Short problem A ▸
According to the Dirty Pipe review, in which kernel version was the splice syscall introduced?

Supplied text ▸
◆ ◆ ◆ ◆ ◆ ◆ ◆

Technical Review: A Deep Analysis of the Dirty Pipe Vulnerability
Dirty Pipe (CVE-2022-0847) proved that there is a new way to exploit Linux syscalls to write to files with a read-only privileges. The fact that someone can write to a file regardless of its permissions is a big security threat. An application of this vulnerability would be to write on the host from an unprivileged container. Keep in mind that this vulnerability is a kernel vulnerability which makes it hard, or even impossible, for user-mode runtime monitoring programs to detect this sort of file modification. In this blog we’ll show how Tracee, which is designed with a deep understanding of the Linux kernel, allows for runtime monitoring when this vulnerability would be exploited. We will detail how this vulnerability works, why it’s so unique, and how in-kernel technology like eBPF is still able to monitor writes that result from it.
Technical Breakdown of Dirty Pipe
File Copying Advancement in Linux
To copy a file with a naïve writing method, one needs to read the file (copy from kernel to user) and then write to a new file (copy from the user to the kernel).
This method however is awfully “expensive” since you need to copy the entire data twice, while switching back and forth between spaces, only to move it between two objects in the kernel.
In kernel v2.2 the sendfile syscall was introduced followed by splice syscall in v2.5 and copy_file_range in v4.5. The purpose of all these syscalls is very simple – allow the user to copy from one file to another without moving through the user-mode, sparing the most expensive step of data transition between files. Reduced operations copy like the one described is called zero-copy. There are more implementations of this principle (like mmap etc.), but these examples are relevant syscalls for data transfer between two files.
Having said that, merely avoiding the operation of copying to and from the user-mode is still not enough to save computation power and space. Imagine copying a piece of data from one file in the disk to another (or hundreds) in your tempfs (so it is backed by memory instead of disk), and never modify it afterwards. Isn’t it a waste to copy the whole file content when it is already in the memory?

◆ ◆ ◆ ◆ ◆ ◆ ◆

Supplied records ▸
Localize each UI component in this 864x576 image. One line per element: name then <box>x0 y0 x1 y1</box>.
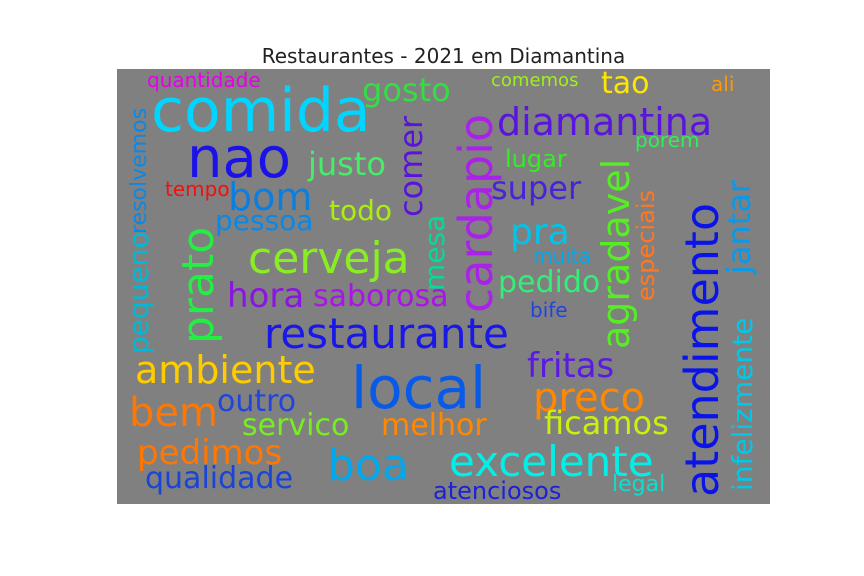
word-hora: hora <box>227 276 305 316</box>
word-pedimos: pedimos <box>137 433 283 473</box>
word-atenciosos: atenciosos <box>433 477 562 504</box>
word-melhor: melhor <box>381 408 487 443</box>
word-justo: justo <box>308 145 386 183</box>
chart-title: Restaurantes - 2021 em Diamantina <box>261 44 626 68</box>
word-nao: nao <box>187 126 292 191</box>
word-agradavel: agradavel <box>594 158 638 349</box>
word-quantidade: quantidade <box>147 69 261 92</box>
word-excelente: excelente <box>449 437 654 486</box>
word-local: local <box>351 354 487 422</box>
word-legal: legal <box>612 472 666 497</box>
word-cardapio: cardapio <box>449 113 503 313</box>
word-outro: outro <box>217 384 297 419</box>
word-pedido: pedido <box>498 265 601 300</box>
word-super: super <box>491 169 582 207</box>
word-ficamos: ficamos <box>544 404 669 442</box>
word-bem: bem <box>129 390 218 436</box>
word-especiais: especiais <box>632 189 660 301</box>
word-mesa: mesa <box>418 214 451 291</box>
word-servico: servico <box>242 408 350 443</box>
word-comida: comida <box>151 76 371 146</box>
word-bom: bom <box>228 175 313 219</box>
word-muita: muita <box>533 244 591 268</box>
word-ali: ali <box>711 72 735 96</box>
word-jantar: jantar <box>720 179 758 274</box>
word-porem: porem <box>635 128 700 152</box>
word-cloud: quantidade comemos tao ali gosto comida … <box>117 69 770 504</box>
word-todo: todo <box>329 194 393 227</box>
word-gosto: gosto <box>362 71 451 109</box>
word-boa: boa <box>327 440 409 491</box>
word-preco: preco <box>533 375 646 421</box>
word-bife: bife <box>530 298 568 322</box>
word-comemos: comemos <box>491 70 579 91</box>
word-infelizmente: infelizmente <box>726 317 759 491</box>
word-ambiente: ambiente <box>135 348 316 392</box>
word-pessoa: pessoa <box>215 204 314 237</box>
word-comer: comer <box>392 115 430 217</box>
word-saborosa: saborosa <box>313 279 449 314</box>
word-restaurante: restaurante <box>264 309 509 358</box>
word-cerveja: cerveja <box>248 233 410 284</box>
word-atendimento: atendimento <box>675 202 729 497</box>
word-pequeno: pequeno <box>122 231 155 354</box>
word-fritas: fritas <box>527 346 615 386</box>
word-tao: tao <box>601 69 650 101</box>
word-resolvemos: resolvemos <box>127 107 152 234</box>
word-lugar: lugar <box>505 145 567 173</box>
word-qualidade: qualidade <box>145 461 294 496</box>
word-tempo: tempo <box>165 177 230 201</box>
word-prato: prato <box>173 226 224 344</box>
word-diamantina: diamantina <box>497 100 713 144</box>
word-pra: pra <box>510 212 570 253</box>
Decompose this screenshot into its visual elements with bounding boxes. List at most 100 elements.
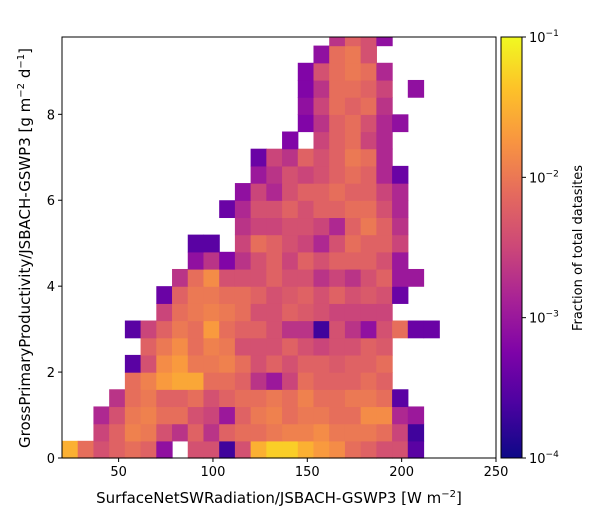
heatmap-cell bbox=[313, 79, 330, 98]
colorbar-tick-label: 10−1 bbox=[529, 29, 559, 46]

◆ ◆ ◆ ◆ ◆ ◆ ◆

Short problem B ▸
Rewrite the lines of the entries as a numbered list, starting with the line containing "heatmap-cell bbox=[313, 79, 330, 98]" and continuing through the last line of the entries.

Written reply A ▸
Version 2.5.

Written reply B ▸
1. heatmap-cell bbox=[313, 79, 330, 98]
2. colorbar-tick-label: 10−1 bbox=[529, 29, 559, 46]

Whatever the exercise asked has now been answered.